- **Work to complete**: In the data below, locate each line with the word "Output" and list it.

— start Provided data —

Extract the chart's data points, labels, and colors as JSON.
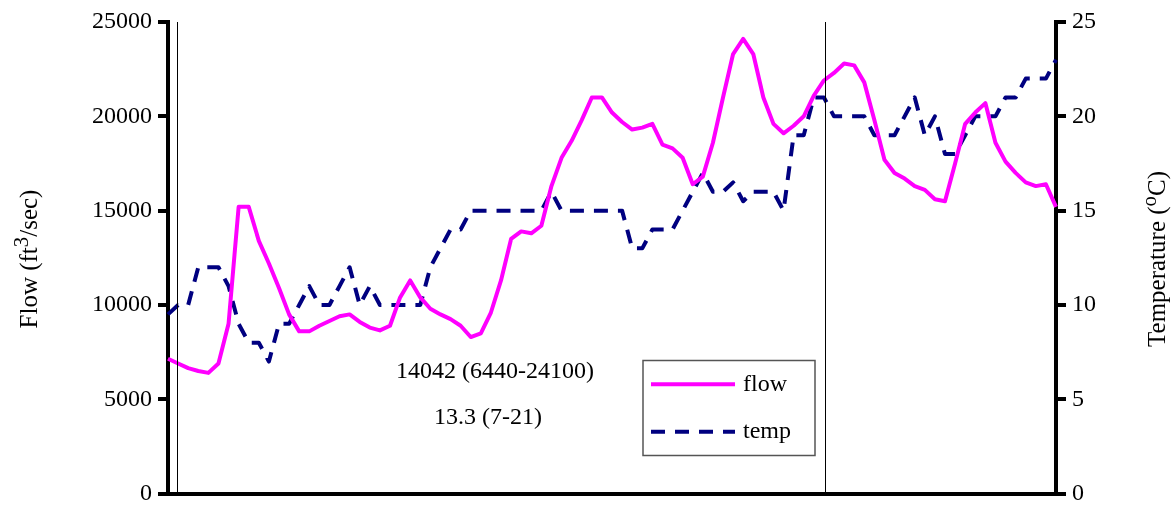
{
  "chart_data": {
    "type": "line",
    "ylabel": "Flow (ft$^{3}$/sec)",
    "y2label": "Temperature ($^{o}$C)",
    "categories": [
      null,
      null,
      null,
      null,
      null,
      null,
      null,
      null,
      null,
      null,
      null,
      null,
      null,
      null,
      null,
      null,
      null,
      null,
      null,
      null,
      null,
      null,
      null,
      null,
      null,
      null,
      null,
      null,
      null,
      null,
      null,
      null,
      null,
      null,
      null,
      null,
      null,
      null,
      null,
      null,
      null,
      null,
      null,
      null,
      null,
      null,
      null,
      null,
      null,
      null,
      null,
      null,
      null,
      null,
      null,
      null,
      null,
      null,
      null,
      null,
      null,
      null,
      null,
      null,
      null,
      null,
      null,
      null,
      null,
      null,
      null,
      null,
      null,
      null,
      null,
      null,
      null,
      null,
      null,
      null,
      null,
      null,
      null,
      null,
      null,
      null,
      null,
      null,
      null
    ],
    "series": [
      {
        "name": "flow",
        "color": "#ff00ff",
        "line_style": "solid",
        "values": [
          7150,
          6900,
          6650,
          6500,
          6400,
          6900,
          9000,
          15200,
          15200,
          13400,
          12200,
          10900,
          9500,
          8600,
          8600,
          8900,
          9150,
          9400,
          9500,
          9100,
          8800,
          8650,
          8900,
          10400,
          11300,
          10400,
          9800,
          9500,
          9250,
          8900,
          8300,
          8500,
          9600,
          11300,
          13500,
          13900,
          13800,
          14200,
          16300,
          17800,
          18700,
          19800,
          21000,
          21000,
          20200,
          19700,
          19300,
          19400,
          19600,
          18500,
          18300,
          17800,
          16400,
          16800,
          18600,
          21000,
          23300,
          24100,
          23300,
          21000,
          19600,
          19100,
          19500,
          20000,
          21100,
          21900,
          22300,
          22800,
          22700,
          21800,
          19800,
          17700,
          17000,
          16700,
          16300,
          16100,
          15600,
          15500,
          17500,
          19600,
          20200,
          20700,
          18600,
          17600,
          17000,
          16500,
          16300,
          16400,
          15200
        ]
      },
      {
        "name": "temp",
        "color": "#000080",
        "line_style": "dashed",
        "axis": "y2",
        "values": [
          9.5,
          10,
          10,
          12,
          12,
          12,
          11,
          9,
          8,
          8,
          7,
          9,
          9,
          10,
          11,
          10,
          10,
          11,
          12,
          10,
          11,
          10,
          10,
          10,
          10,
          10,
          12,
          13,
          14,
          14,
          15,
          15,
          15,
          15,
          15,
          15,
          15,
          15,
          16,
          15,
          15,
          15,
          15,
          15,
          15,
          15,
          13,
          13,
          14,
          14,
          14,
          15,
          16,
          17,
          16,
          16,
          16.5,
          15.5,
          16,
          16,
          16,
          15,
          19,
          19,
          21,
          21,
          20,
          20,
          20,
          20,
          19,
          19,
          19,
          20,
          21,
          19,
          20,
          18,
          18,
          19,
          20,
          20,
          20,
          21,
          21,
          22,
          22,
          22,
          23
        ]
      }
    ],
    "ylim": [
      0,
      25000
    ],
    "yticks": [
      0,
      5000,
      10000,
      15000,
      20000,
      25000
    ],
    "y2lim": [
      0,
      25
    ],
    "y2ticks": [
      0,
      5,
      10,
      15,
      20,
      25
    ],
    "annotations": [
      "14042 (6440-24100)",
      "13.3 (7-21)"
    ],
    "legend": "bottom",
    "grid": false,
    "marker": "none"
  }
}
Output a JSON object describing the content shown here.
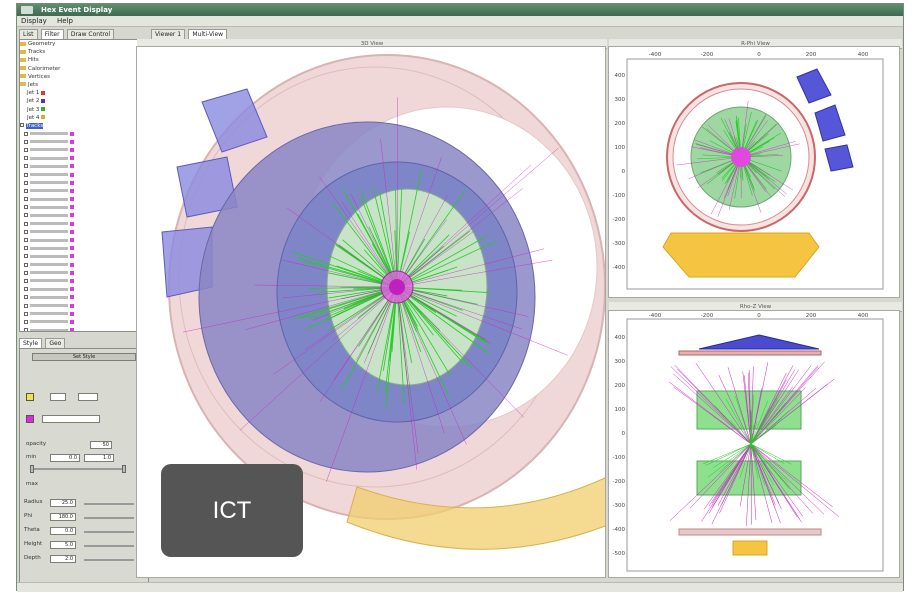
{
  "window": {
    "title": "Hex Event Display"
  },
  "menu": [
    "Display",
    "Help"
  ],
  "left_tabs": [
    "List",
    "Filter",
    "Draw Control"
  ],
  "tree": {
    "folders": [
      "Geometry",
      "Tracks",
      "Hits",
      "Calorimeter",
      "Vertices",
      "Jets"
    ],
    "subitems": [
      "Jet 1",
      "Jet 2",
      "Jet 3",
      "Jet 4"
    ],
    "selected": "Tracks",
    "track_rows": 25
  },
  "control_tabs": [
    "Style",
    "Geo"
  ],
  "controls": {
    "apply_button": "Set Style",
    "opacity_label": "opacity",
    "opacity_value": "50",
    "min_label": "min",
    "min_value": "0.0",
    "max_label": "max",
    "max_value": "1.0",
    "spin_labels": [
      "Radius",
      "Phi",
      "Theta",
      "Height",
      "Depth"
    ],
    "spin_values": [
      "25.0",
      "180.0",
      "0.0",
      "5.0",
      "2.0"
    ]
  },
  "main_tabs": [
    "Viewer 1",
    "Multi-View"
  ],
  "views": {
    "v3d": "3D View",
    "rphi": "R-Phi View",
    "rz": "Rho-Z View"
  },
  "axes": {
    "ticks_x": [
      "-400",
      "-200",
      "0",
      "200",
      "400"
    ],
    "ticks_y_rphi": [
      "400",
      "300",
      "200",
      "100",
      "0",
      "-100",
      "-200",
      "-300",
      "-400"
    ],
    "ticks_y_rz": [
      "400",
      "300",
      "200",
      "100",
      "0",
      "-100",
      "-200",
      "-300",
      "-400",
      "-500"
    ]
  },
  "badge": {
    "text": "ICT"
  },
  "colors": {
    "title": "#4a7a5c",
    "tracks": "#22cc22",
    "hits": "#cc22cc",
    "muon": "#5858d8",
    "calo": "#f5c542",
    "barrel": "#e8b8b8"
  }
}
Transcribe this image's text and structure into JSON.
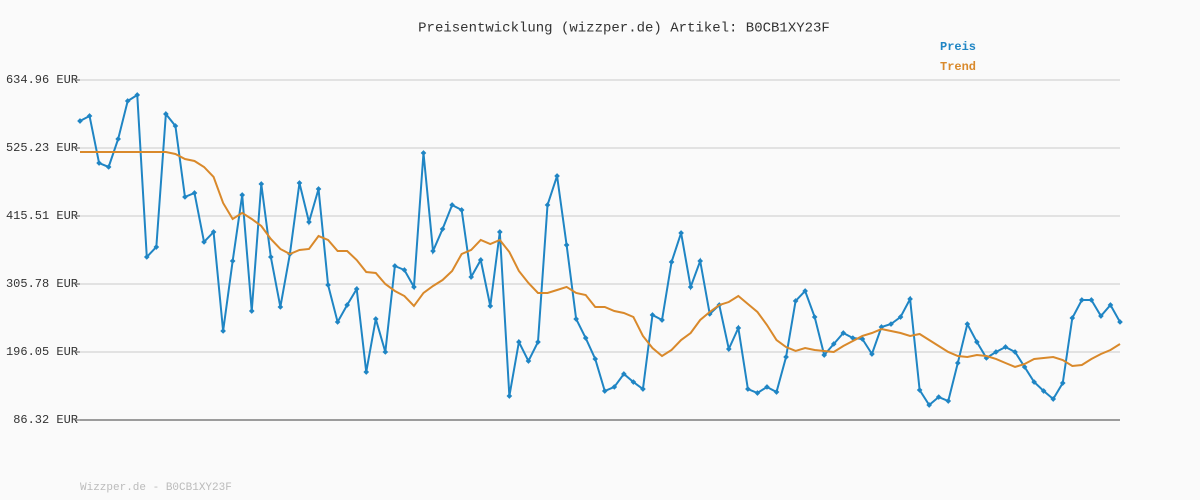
{
  "chart_data": {
    "type": "line",
    "title": "Preisentwicklung (wizzper.de) Artikel: B0CB1XY23F",
    "footer": "Wizzper.de - B0CB1XY23F",
    "legend": "top-right",
    "grid": true,
    "ylim": [
      86.32,
      634.96
    ],
    "yticks": [
      {
        "value": 86.32,
        "label": "86.32 EUR"
      },
      {
        "value": 196.05,
        "label": "196.05 EUR"
      },
      {
        "value": 305.78,
        "label": "305.78 EUR"
      },
      {
        "value": 415.51,
        "label": "415.51 EUR"
      },
      {
        "value": 525.23,
        "label": "525.23 EUR"
      },
      {
        "value": 634.96,
        "label": "634.96 EUR"
      }
    ],
    "series": [
      {
        "name": "Preis",
        "color": "#1f85c4",
        "markers": true,
        "values": [
          568.8,
          576.9,
          501.0,
          494.6,
          539.8,
          601.1,
          610.8,
          349.4,
          365.5,
          580.1,
          560.8,
          446.2,
          452.6,
          373.6,
          389.7,
          230.0,
          342.9,
          449.4,
          262.2,
          467.2,
          349.4,
          268.7,
          354.2,
          468.8,
          405.8,
          459.1,
          304.2,
          244.5,
          271.9,
          297.7,
          163.8,
          249.3,
          196.1,
          334.8,
          328.4,
          301.0,
          517.2,
          359.0,
          394.5,
          433.3,
          425.2,
          317.1,
          344.5,
          270.3,
          389.7,
          125.0,
          212.2,
          181.5,
          212.2,
          433.3,
          480.1,
          368.7,
          249.3,
          218.6,
          184.8,
          133.1,
          139.6,
          160.6,
          147.6,
          136.3,
          255.8,
          247.7,
          341.3,
          388.1,
          301.0,
          342.9,
          257.4,
          271.9,
          200.9,
          234.8,
          136.3,
          129.9,
          139.6,
          131.5,
          188.0,
          278.4,
          294.5,
          252.5,
          191.2,
          209.0,
          226.7,
          218.6,
          217.0,
          192.8,
          236.4,
          241.2,
          252.5,
          281.6,
          134.7,
          110.5,
          123.4,
          117.0,
          178.3,
          241.2,
          212.2,
          186.4,
          196.1,
          204.1,
          196.1,
          171.9,
          147.6,
          133.1,
          120.2,
          146.0,
          250.9,
          280.0,
          280.0,
          254.1,
          271.9,
          244.5
        ]
      },
      {
        "name": "Trend",
        "color": "#d9892b",
        "markers": false,
        "values": [
          518.8,
          518.8,
          518.8,
          518.8,
          518.8,
          518.8,
          518.8,
          518.8,
          518.8,
          518.8,
          515.6,
          507.5,
          504.3,
          494.6,
          478.5,
          436.5,
          410.7,
          420.4,
          410.7,
          399.4,
          378.4,
          362.3,
          354.2,
          360.7,
          362.3,
          383.2,
          376.8,
          359.0,
          359.0,
          344.5,
          325.1,
          323.5,
          305.8,
          294.5,
          286.4,
          270.3,
          291.3,
          302.6,
          312.2,
          326.8,
          354.2,
          360.7,
          376.8,
          370.3,
          376.8,
          357.4,
          326.8,
          307.4,
          291.3,
          291.3,
          296.1,
          301.0,
          291.3,
          288.0,
          268.7,
          268.7,
          262.2,
          259.0,
          252.5,
          221.9,
          202.5,
          189.6,
          199.3,
          215.4,
          226.7,
          247.7,
          260.6,
          271.9,
          276.7,
          286.4,
          273.5,
          260.6,
          239.6,
          215.4,
          204.1,
          197.7,
          202.5,
          199.3,
          197.7,
          196.1,
          205.7,
          213.8,
          221.9,
          226.7,
          233.1,
          229.9,
          226.7,
          221.9,
          225.1,
          215.4,
          205.7,
          196.1,
          189.6,
          188.0,
          191.2,
          189.6,
          184.8,
          178.3,
          171.9,
          176.7,
          184.8,
          186.4,
          188.0,
          183.1,
          173.5,
          175.1,
          184.8,
          192.8,
          199.3,
          209.0
        ]
      }
    ]
  }
}
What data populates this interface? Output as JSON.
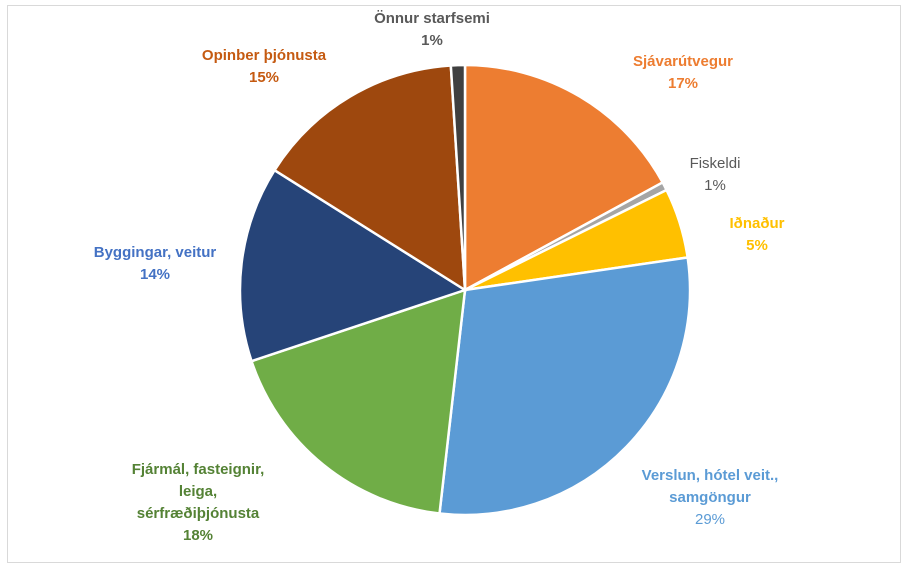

— end Provided data —

- **Solution below**:
Output a JSON object describing the content shown here.
What data populates this interface? Output as JSON.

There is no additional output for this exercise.